» What you should do:
Check each line of the records below and collect those holding "Index".

################

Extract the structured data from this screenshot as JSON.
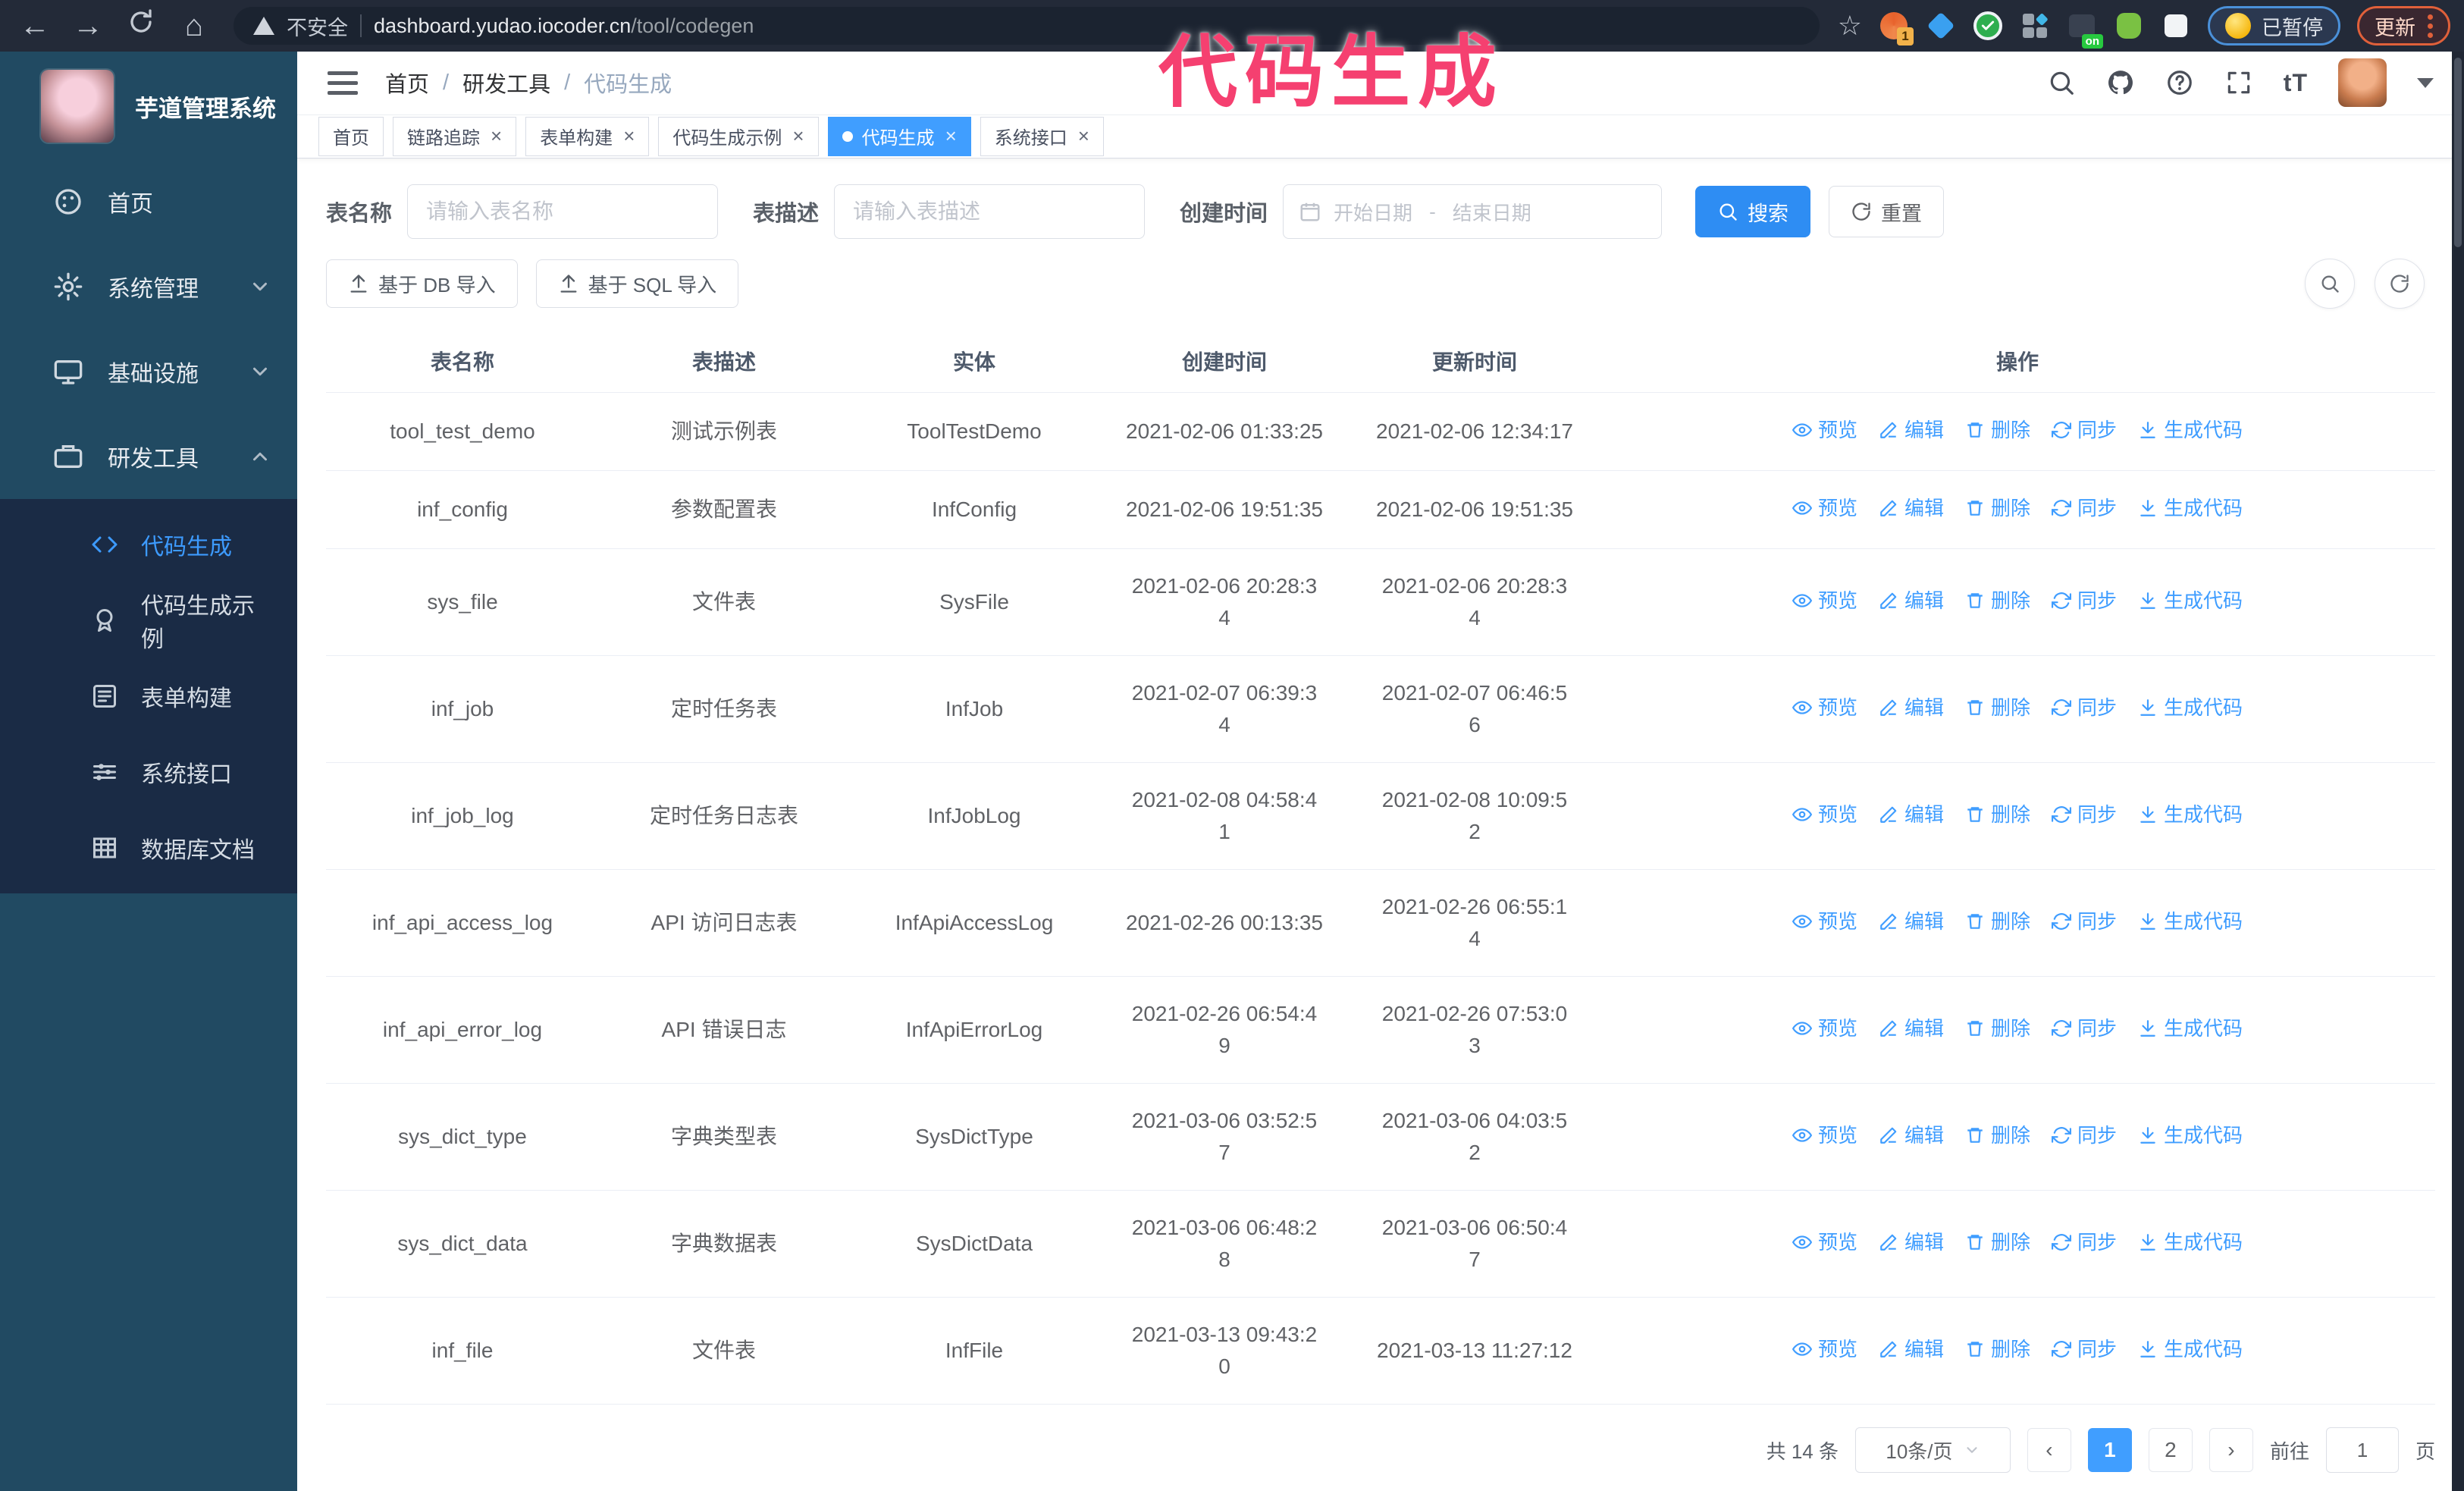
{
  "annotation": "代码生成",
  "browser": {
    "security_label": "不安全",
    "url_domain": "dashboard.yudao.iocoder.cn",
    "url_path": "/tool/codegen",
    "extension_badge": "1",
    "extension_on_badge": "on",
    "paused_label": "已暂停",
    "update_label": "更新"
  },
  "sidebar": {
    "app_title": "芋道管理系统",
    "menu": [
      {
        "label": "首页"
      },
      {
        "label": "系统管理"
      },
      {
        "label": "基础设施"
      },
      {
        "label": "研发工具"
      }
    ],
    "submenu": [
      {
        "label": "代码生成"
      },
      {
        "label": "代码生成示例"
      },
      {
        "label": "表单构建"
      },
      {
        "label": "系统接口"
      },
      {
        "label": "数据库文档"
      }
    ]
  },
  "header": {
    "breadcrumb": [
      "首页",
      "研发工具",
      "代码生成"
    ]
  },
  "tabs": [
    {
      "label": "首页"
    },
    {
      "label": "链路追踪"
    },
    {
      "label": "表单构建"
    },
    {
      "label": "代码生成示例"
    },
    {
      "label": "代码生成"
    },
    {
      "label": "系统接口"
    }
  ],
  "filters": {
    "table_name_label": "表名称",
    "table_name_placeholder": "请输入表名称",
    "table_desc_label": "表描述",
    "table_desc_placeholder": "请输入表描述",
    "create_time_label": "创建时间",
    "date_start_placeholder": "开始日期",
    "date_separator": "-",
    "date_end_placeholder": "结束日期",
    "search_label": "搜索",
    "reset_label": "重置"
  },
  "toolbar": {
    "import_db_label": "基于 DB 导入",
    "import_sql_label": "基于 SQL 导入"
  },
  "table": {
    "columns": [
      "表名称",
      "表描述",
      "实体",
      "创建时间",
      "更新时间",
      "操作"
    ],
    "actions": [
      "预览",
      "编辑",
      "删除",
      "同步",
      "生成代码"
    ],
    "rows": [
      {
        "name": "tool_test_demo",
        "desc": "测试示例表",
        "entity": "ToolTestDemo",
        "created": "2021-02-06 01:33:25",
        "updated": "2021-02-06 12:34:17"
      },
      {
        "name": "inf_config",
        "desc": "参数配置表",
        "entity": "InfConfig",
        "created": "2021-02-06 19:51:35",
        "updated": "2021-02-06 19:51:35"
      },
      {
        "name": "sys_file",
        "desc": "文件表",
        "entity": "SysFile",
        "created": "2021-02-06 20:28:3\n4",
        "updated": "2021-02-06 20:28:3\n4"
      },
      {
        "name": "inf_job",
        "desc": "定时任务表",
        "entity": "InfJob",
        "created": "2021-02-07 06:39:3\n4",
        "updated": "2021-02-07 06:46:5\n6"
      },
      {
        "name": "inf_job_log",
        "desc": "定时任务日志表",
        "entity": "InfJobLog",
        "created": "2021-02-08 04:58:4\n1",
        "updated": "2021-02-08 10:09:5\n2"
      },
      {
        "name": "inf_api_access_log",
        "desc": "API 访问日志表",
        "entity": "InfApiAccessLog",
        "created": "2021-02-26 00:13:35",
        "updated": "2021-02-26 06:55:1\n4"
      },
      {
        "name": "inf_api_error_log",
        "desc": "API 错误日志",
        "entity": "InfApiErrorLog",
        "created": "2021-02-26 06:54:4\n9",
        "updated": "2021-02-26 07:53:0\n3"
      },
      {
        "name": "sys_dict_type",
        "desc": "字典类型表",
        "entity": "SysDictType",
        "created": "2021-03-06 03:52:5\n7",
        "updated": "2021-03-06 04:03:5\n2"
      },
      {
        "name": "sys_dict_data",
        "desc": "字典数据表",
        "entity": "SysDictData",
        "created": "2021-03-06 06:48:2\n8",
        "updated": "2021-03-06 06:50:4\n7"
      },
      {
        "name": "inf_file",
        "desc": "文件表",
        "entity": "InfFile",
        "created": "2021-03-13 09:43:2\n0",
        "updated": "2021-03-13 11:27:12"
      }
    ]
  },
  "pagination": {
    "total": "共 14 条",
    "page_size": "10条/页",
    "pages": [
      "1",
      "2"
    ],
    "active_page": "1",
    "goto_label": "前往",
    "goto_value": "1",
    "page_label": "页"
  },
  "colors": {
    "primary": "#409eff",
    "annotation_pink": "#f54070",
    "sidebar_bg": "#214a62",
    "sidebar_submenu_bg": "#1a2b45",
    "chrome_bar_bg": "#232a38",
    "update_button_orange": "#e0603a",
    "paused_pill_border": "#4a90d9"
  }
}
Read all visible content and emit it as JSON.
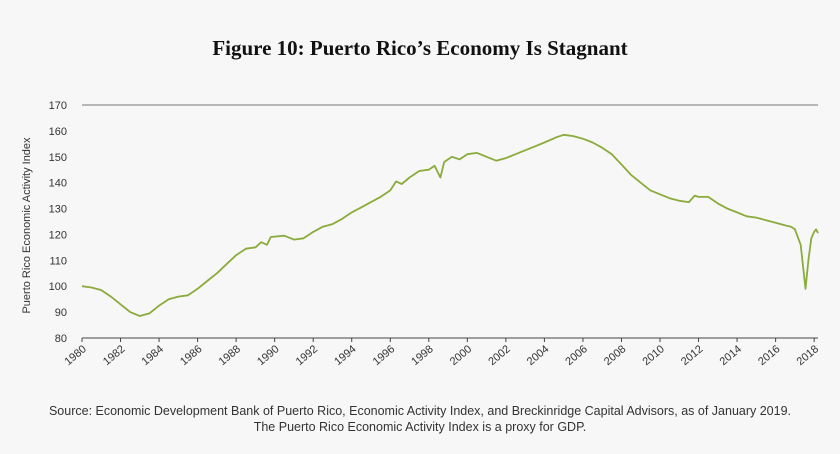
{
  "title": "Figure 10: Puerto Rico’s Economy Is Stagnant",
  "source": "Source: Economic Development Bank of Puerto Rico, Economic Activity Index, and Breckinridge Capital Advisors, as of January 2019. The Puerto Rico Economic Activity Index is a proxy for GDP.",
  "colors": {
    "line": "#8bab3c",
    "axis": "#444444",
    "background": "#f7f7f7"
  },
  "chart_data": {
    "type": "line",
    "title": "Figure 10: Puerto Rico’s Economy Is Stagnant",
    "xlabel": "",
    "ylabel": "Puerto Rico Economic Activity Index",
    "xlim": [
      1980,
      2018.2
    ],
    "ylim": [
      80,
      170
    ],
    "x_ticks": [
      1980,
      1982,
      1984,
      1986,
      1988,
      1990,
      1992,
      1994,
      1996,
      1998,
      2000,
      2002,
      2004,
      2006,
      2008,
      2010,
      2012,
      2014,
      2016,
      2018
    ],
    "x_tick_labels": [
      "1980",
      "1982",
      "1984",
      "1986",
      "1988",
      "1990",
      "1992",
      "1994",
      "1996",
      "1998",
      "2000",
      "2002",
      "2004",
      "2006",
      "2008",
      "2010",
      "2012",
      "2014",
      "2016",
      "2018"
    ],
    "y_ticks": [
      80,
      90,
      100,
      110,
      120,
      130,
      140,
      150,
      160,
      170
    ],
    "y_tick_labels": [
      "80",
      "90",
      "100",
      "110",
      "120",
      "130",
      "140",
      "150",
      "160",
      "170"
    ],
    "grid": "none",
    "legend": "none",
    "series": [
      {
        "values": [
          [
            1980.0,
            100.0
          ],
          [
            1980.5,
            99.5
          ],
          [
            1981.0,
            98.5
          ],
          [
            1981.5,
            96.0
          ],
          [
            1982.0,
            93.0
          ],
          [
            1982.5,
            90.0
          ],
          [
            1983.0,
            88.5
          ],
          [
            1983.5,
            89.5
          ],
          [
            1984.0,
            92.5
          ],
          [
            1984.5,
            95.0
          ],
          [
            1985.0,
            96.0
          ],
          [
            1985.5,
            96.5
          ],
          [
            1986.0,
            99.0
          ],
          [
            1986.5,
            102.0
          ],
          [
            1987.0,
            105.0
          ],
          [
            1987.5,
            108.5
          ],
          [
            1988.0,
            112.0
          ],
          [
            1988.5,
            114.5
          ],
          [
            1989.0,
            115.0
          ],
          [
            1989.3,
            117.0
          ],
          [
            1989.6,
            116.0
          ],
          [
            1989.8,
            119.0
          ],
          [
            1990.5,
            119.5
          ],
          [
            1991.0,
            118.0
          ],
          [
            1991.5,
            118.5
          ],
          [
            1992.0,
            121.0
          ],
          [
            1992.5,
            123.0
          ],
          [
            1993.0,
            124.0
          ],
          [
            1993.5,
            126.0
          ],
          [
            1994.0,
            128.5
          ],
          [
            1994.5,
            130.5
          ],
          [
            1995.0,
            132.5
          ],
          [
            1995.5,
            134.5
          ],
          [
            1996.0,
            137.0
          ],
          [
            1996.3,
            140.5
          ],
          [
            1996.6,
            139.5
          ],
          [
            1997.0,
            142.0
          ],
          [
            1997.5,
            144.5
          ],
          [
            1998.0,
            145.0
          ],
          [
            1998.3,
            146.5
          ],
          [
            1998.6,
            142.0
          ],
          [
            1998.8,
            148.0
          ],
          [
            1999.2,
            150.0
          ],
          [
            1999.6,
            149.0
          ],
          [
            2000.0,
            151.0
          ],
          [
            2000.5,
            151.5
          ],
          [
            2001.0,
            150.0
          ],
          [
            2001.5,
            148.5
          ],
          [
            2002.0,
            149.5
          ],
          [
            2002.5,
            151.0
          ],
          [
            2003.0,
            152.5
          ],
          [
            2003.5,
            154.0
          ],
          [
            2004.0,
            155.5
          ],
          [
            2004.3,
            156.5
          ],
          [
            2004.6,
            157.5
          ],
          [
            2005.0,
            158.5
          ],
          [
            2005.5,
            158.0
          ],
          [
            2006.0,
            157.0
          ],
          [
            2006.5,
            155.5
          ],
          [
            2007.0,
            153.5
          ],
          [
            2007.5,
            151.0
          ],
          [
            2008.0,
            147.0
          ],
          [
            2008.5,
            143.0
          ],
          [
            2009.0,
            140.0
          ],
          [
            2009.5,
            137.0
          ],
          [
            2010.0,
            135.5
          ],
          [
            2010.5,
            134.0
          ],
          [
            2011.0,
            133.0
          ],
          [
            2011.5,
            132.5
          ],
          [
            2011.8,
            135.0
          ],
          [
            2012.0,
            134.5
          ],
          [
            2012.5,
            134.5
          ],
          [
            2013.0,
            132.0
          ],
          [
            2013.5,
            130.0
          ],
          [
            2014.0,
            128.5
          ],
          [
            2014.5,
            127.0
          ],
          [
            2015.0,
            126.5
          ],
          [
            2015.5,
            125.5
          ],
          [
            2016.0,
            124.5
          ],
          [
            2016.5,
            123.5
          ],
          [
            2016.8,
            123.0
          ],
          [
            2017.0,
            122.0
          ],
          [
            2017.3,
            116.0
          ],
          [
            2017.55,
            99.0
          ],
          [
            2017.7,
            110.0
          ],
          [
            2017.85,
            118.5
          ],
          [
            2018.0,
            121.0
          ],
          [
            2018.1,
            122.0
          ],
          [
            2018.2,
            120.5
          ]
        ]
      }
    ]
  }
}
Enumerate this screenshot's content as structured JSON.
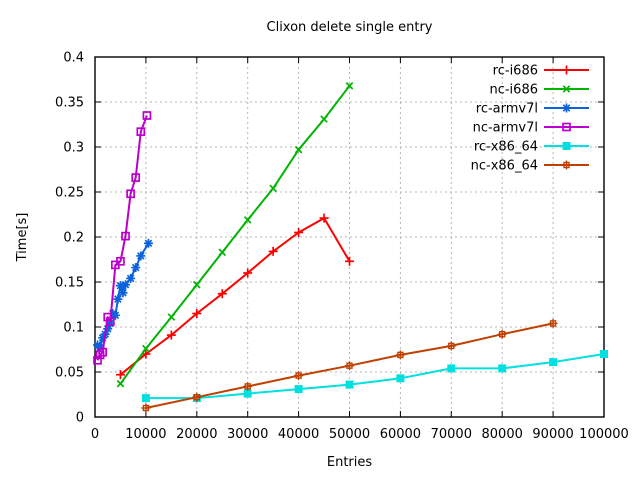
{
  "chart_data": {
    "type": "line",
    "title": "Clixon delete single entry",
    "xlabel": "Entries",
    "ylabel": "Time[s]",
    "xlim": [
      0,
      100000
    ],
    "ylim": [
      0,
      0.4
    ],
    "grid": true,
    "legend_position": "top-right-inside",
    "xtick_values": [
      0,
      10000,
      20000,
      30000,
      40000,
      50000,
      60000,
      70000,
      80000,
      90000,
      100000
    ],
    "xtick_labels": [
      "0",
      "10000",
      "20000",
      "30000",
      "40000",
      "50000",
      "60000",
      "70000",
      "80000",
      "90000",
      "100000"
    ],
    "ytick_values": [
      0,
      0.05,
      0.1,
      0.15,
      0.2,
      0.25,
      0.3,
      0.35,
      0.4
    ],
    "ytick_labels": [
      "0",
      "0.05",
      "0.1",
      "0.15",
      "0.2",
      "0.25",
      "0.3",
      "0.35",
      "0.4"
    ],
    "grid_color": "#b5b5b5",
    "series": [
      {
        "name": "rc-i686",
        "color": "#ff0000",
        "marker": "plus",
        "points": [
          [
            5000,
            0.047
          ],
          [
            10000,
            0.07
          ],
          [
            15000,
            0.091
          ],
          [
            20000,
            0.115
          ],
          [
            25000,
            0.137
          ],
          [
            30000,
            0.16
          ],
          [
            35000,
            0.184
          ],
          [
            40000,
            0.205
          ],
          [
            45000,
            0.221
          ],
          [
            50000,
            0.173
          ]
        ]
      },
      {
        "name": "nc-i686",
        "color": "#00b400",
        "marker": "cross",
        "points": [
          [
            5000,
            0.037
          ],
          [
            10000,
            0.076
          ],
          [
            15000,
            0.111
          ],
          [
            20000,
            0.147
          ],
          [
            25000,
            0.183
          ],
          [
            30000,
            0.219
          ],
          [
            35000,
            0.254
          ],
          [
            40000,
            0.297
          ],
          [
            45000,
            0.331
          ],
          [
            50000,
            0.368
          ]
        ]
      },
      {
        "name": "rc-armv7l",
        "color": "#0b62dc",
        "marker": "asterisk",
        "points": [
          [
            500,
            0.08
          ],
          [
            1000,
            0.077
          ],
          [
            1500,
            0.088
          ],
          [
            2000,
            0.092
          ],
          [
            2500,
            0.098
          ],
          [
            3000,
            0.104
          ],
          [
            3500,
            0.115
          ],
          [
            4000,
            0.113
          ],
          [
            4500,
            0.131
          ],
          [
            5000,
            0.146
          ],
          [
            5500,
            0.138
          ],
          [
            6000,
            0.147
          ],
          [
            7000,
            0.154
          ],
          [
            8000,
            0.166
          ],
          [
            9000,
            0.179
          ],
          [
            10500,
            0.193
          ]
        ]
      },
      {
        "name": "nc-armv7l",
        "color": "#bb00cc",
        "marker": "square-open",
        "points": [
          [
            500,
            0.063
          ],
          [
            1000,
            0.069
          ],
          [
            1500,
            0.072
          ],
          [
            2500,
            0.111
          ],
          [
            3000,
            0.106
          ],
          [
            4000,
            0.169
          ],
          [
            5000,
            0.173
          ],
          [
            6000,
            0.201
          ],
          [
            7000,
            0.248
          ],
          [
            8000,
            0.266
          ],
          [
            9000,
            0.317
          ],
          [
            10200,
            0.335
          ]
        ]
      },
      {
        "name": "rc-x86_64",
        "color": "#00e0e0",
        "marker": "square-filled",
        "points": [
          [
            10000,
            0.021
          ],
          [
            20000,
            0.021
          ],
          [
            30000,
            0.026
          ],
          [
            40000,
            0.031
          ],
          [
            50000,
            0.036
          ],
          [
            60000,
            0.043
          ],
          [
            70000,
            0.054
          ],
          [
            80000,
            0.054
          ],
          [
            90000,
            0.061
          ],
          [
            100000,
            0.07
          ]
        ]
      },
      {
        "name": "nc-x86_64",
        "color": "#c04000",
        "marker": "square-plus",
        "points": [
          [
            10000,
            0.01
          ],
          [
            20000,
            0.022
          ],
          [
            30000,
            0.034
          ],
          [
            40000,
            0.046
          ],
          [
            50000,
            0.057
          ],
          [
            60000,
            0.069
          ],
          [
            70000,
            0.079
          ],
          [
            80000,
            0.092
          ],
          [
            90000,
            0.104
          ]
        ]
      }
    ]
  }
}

################

» Solution:
  "source": "Source: Economic Development Bank of Puerto Rico, Economic Activity Index, and Breckinridge Capital Advisors, as of January 2019. The Puerto Rico Economic Activity Index is a proxy for GDP.",
    "ylabel": "Puerto Rico Economic Activity Index",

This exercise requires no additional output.